## What you will do
Reproduce the material below line for line without changing anything, but leave out the picture.

## Records to process
****

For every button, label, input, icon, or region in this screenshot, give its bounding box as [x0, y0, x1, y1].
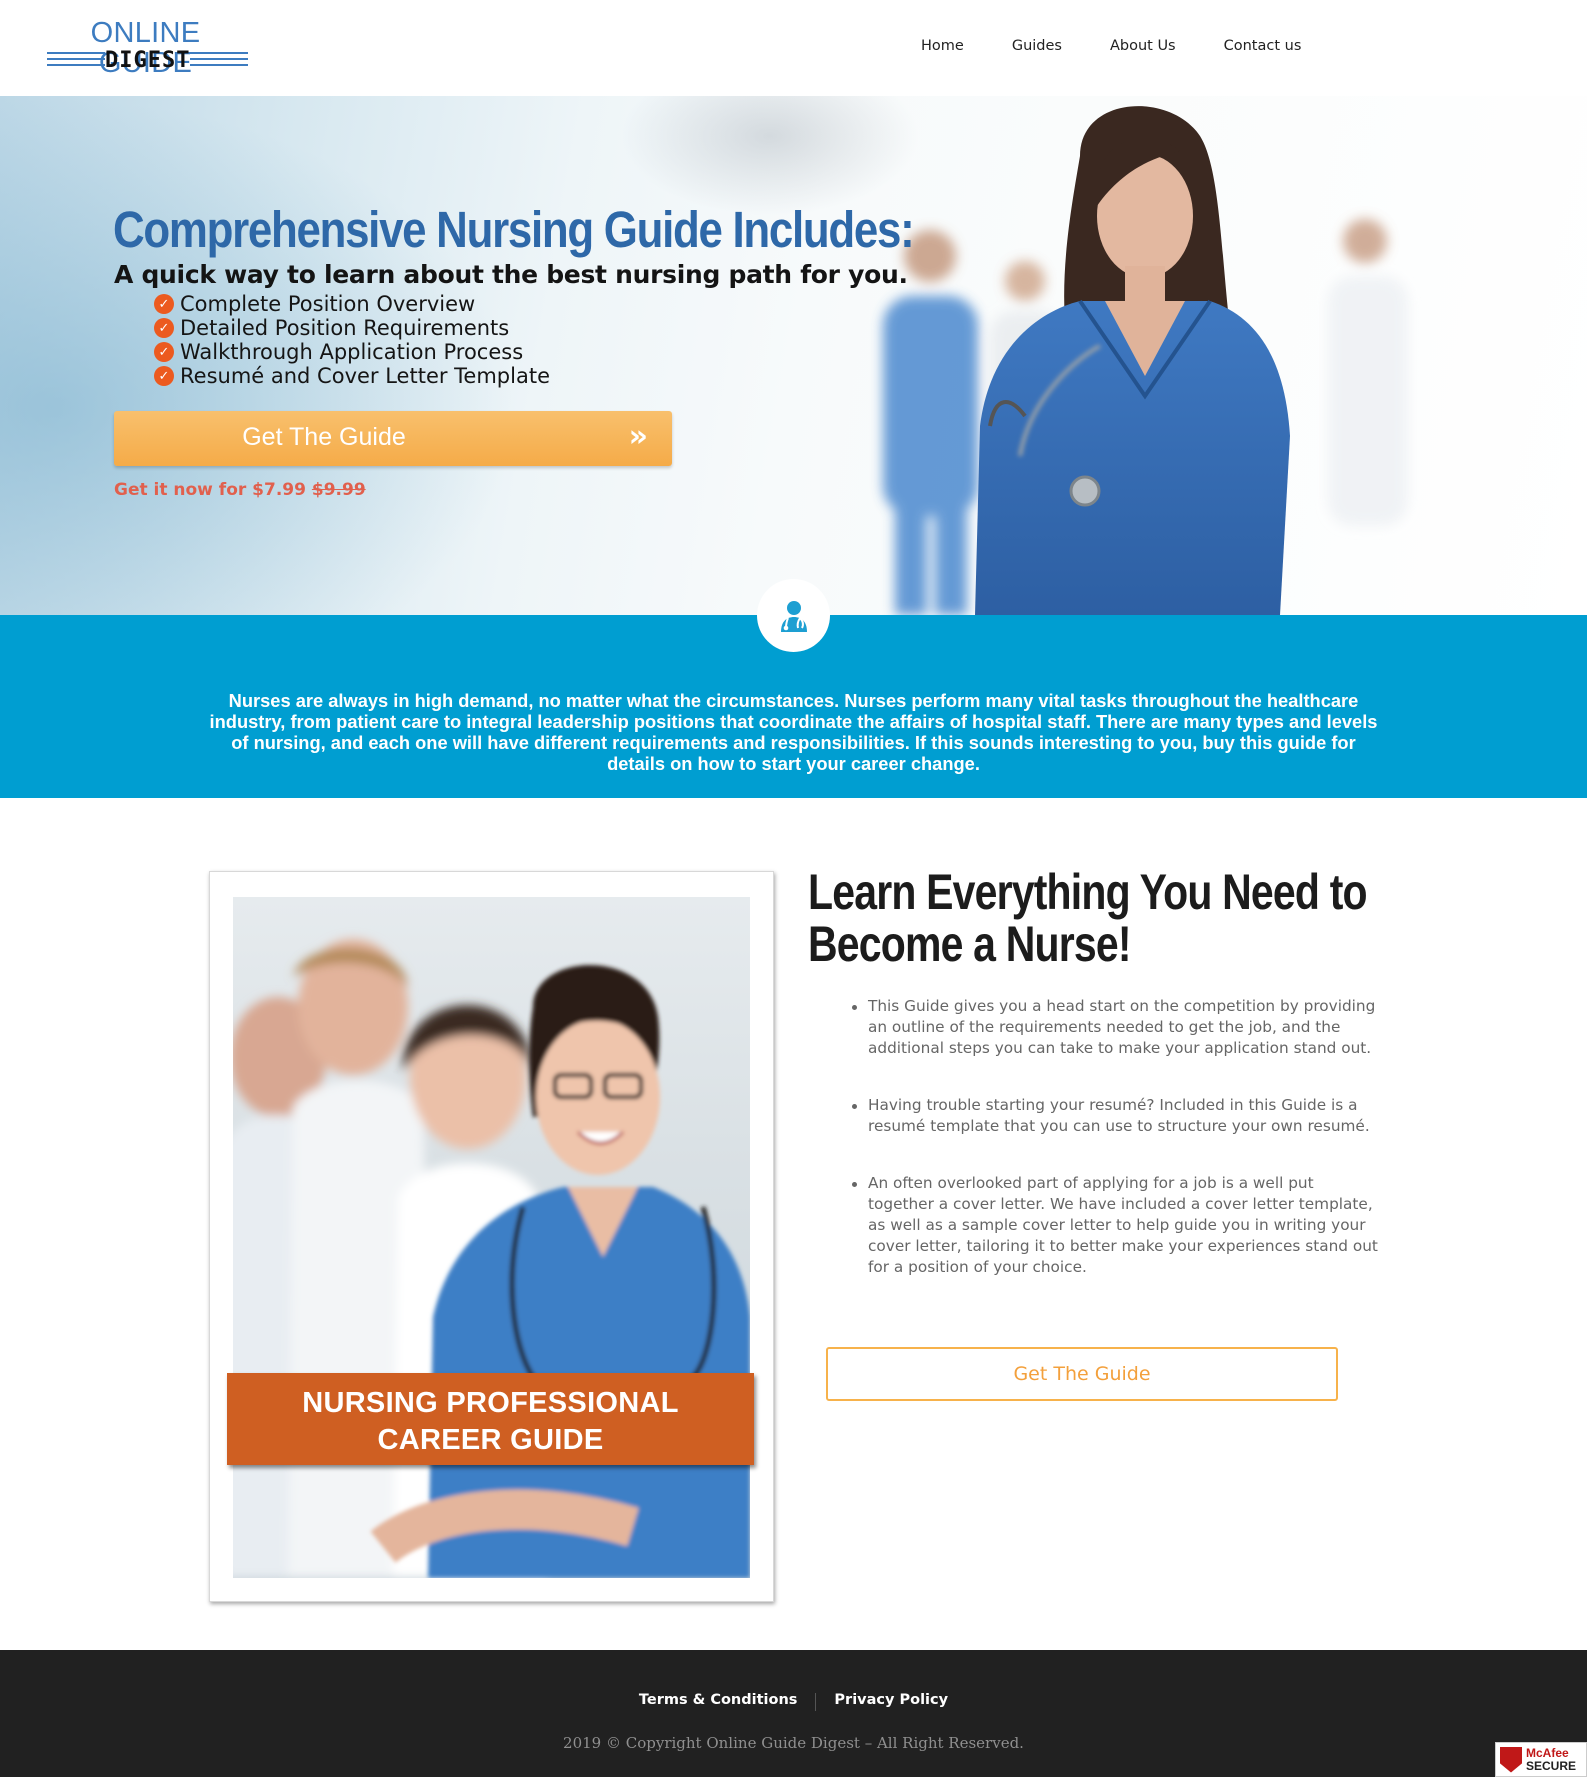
guide-cover-title: NURSING PROFESSIONAL CAREER GUIDE — [227, 1373, 754, 1465]
site-header: ONLINE GUIDE DIGEST Home Guides About Us… — [0, 0, 1587, 96]
mcafee-label: SECURE — [1526, 1758, 1577, 1773]
check-icon: ✓ — [154, 366, 174, 386]
privacy-link[interactable]: Privacy Policy — [816, 1692, 966, 1711]
get-guide-button-hero[interactable]: Get The Guide » — [114, 411, 672, 466]
guide-cover-title-line2: CAREER GUIDE — [377, 1424, 604, 1456]
logo-lines-left — [47, 52, 105, 70]
mcafee-badge-text: McAfee SECURE — [1526, 1745, 1577, 1773]
copyright-text: 2019 © Copyright Online Guide Digest – A… — [563, 1734, 1024, 1752]
shield-icon — [1500, 1746, 1522, 1773]
product-heading-line1: Learn Everything You Need to — [808, 864, 1368, 920]
footer-links: Terms & Conditions Privacy Policy — [0, 1692, 1587, 1711]
mcafee-secure-badge[interactable]: McAfee SECURE — [1495, 1742, 1587, 1777]
nav-guides[interactable]: Guides — [1012, 38, 1062, 54]
feature-list: ✓ Complete Position Overview ✓ Detailed Po… — [154, 292, 550, 388]
get-guide-button-secondary[interactable]: Get The Guide — [826, 1347, 1338, 1401]
nav-contact-us[interactable]: Contact us — [1224, 38, 1302, 54]
feature-item: ✓ Walkthrough Application Process — [154, 340, 550, 364]
benefit-item: This Guide gives you a head start on the… — [852, 996, 1383, 1059]
site-footer: Terms & Conditions Privacy Policy 2019 ©… — [0, 1650, 1587, 1777]
guide-cover-photo — [233, 897, 750, 1578]
hero-title: Comprehensive Nursing Guide Includes: — [113, 201, 915, 258]
feature-label: Complete Position Overview — [180, 292, 476, 316]
product-heading: Learn Everything You Need to Become a Nu… — [808, 866, 1368, 972]
price-text: Get it now for $7.99 $9.99 — [114, 480, 366, 500]
check-icon: ✓ — [154, 342, 174, 362]
check-icon: ✓ — [154, 294, 174, 314]
guide-cover-title-line1: NURSING PROFESSIONAL — [302, 1387, 679, 1419]
hero-subtitle: A quick way to learn about the best nurs… — [114, 260, 908, 289]
check-icon: ✓ — [154, 318, 174, 338]
site-logo[interactable]: ONLINE GUIDE DIGEST — [43, 18, 248, 78]
price-old: $9.99 — [311, 480, 366, 500]
benefit-item: Having trouble starting your resumé? Inc… — [852, 1095, 1383, 1137]
main-nav: Home Guides About Us Contact us — [921, 38, 1349, 54]
hero-section: Comprehensive Nursing Guide Includes: A … — [0, 96, 1587, 615]
get-guide-label: Get The Guide — [242, 423, 406, 451]
feature-item: ✓ Complete Position Overview — [154, 292, 550, 316]
price-current: Get it now for $7.99 — [114, 480, 312, 500]
info-band-text: Nurses are always in high demand, no mat… — [209, 690, 1378, 774]
logo-text-bottom: DIGEST — [105, 48, 191, 73]
double-chevron-right-icon: » — [628, 419, 648, 454]
benefits-list: This Guide gives you a head start on the… — [852, 996, 1383, 1314]
product-heading-line2: Become a Nurse! — [808, 916, 1131, 972]
guide-cover: NURSING PROFESSIONAL CAREER GUIDE — [209, 871, 774, 1602]
feature-label: Detailed Position Requirements — [180, 316, 510, 340]
nav-home[interactable]: Home — [921, 38, 964, 54]
terms-link[interactable]: Terms & Conditions — [621, 1692, 816, 1711]
benefit-item: An often overlooked part of applying for… — [852, 1173, 1383, 1278]
feature-label: Walkthrough Application Process — [180, 340, 524, 364]
hero-nurses-image — [883, 106, 1408, 615]
mcafee-brand: McAfee — [1526, 1745, 1569, 1760]
feature-item: ✓ Resumé and Cover Letter Template — [154, 364, 550, 388]
feature-item: ✓ Detailed Position Requirements — [154, 316, 550, 340]
feature-label: Resumé and Cover Letter Template — [180, 364, 550, 388]
nav-about-us[interactable]: About Us — [1110, 38, 1176, 54]
logo-lines-right — [190, 52, 248, 70]
nurse-icon — [757, 579, 830, 652]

****

## Correct response
For every button, label, input, icon, or region in this screenshot, give its bounding box as [x0, y0, x1, y1].
guide-cover-title: NURSING PROFESSIONAL CAREER GUIDE — [227, 1373, 754, 1465]
site-header: ONLINE GUIDE DIGEST Home Guides About Us… — [0, 0, 1587, 96]
mcafee-label: SECURE — [1526, 1758, 1577, 1773]
check-icon: ✓ — [154, 366, 174, 386]
privacy-link[interactable]: Privacy Policy — [816, 1692, 966, 1711]
get-guide-button-hero[interactable]: Get The Guide » — [114, 411, 672, 466]
guide-cover-title-line2: CAREER GUIDE — [377, 1424, 604, 1456]
logo-lines-left — [47, 52, 105, 70]
mcafee-badge-text: McAfee SECURE — [1526, 1745, 1577, 1773]
copyright-text: 2019 © Copyright Online Guide Digest – A… — [563, 1734, 1024, 1752]
shield-icon — [1500, 1746, 1522, 1773]
product-heading-line1: Learn Everything You Need to — [808, 864, 1368, 920]
footer-links: Terms & Conditions Privacy Policy — [0, 1692, 1587, 1711]
mcafee-secure-badge[interactable]: McAfee SECURE — [1495, 1742, 1587, 1777]
nav-guides[interactable]: Guides — [1012, 38, 1062, 54]
feature-list: ✓ Complete Position Overview ✓ Detailed Po… — [154, 292, 550, 388]
get-guide-button-secondary[interactable]: Get The Guide — [826, 1347, 1338, 1401]
nav-contact-us[interactable]: Contact us — [1224, 38, 1302, 54]
feature-item: ✓ Walkthrough Application Process — [154, 340, 550, 364]
benefit-item: This Guide gives you a head start on the… — [852, 996, 1383, 1059]
site-footer: Terms & Conditions Privacy Policy 2019 ©… — [0, 1650, 1587, 1777]
guide-cover-photo — [233, 897, 750, 1578]
hero-title: Comprehensive Nursing Guide Includes: — [113, 201, 915, 258]
feature-label: Complete Position Overview — [180, 292, 476, 316]
product-heading: Learn Everything You Need to Become a Nu… — [808, 866, 1368, 972]
price-text: Get it now for $7.99 $9.99 — [114, 480, 366, 500]
check-icon: ✓ — [154, 342, 174, 362]
check-icon: ✓ — [154, 294, 174, 314]
guide-cover-title-line1: NURSING PROFESSIONAL — [302, 1387, 679, 1419]
hero-subtitle: A quick way to learn about the best nurs… — [114, 260, 908, 289]
check-icon: ✓ — [154, 318, 174, 338]
site-logo[interactable]: ONLINE GUIDE DIGEST — [43, 18, 248, 78]
price-old: $9.99 — [311, 480, 366, 500]
benefit-item: Having trouble starting your resumé? Inc… — [852, 1095, 1383, 1137]
main-nav: Home Guides About Us Contact us — [921, 38, 1349, 54]
hero-section: Comprehensive Nursing Guide Includes: A … — [0, 96, 1587, 615]
get-guide-label: Get The Guide — [242, 423, 406, 451]
feature-item: ✓ Complete Position Overview — [154, 292, 550, 316]
price-current: Get it now for $7.99 — [114, 480, 312, 500]
info-band-text: Nurses are always in high demand, no mat… — [209, 690, 1378, 774]
logo-text-bottom: DIGEST — [105, 48, 191, 73]
double-chevron-right-icon: » — [628, 419, 648, 454]
benefits-list: This Guide gives you a head start on the… — [852, 996, 1383, 1314]
product-heading-line2: Become a Nurse! — [808, 916, 1131, 972]
guide-cover: NURSING PROFESSIONAL CAREER GUIDE — [209, 871, 774, 1602]
feature-label: Detailed Position Requirements — [180, 316, 510, 340]
nav-home[interactable]: Home — [921, 38, 964, 54]
terms-link[interactable]: Terms & Conditions — [621, 1692, 816, 1711]
benefit-item: An often overlooked part of applying for… — [852, 1173, 1383, 1278]
feature-label: Walkthrough Application Process — [180, 340, 524, 364]
hero-nurses-image — [883, 106, 1408, 615]
mcafee-brand: McAfee — [1526, 1745, 1569, 1760]
feature-item: ✓ Resumé and Cover Letter Template — [154, 364, 550, 388]
feature-item: ✓ Detailed Position Requirements — [154, 316, 550, 340]
feature-label: Resumé and Cover Letter Template — [180, 364, 550, 388]
nav-about-us[interactable]: About Us — [1110, 38, 1176, 54]
logo-lines-right — [190, 52, 248, 70]
nurse-icon — [757, 579, 830, 652]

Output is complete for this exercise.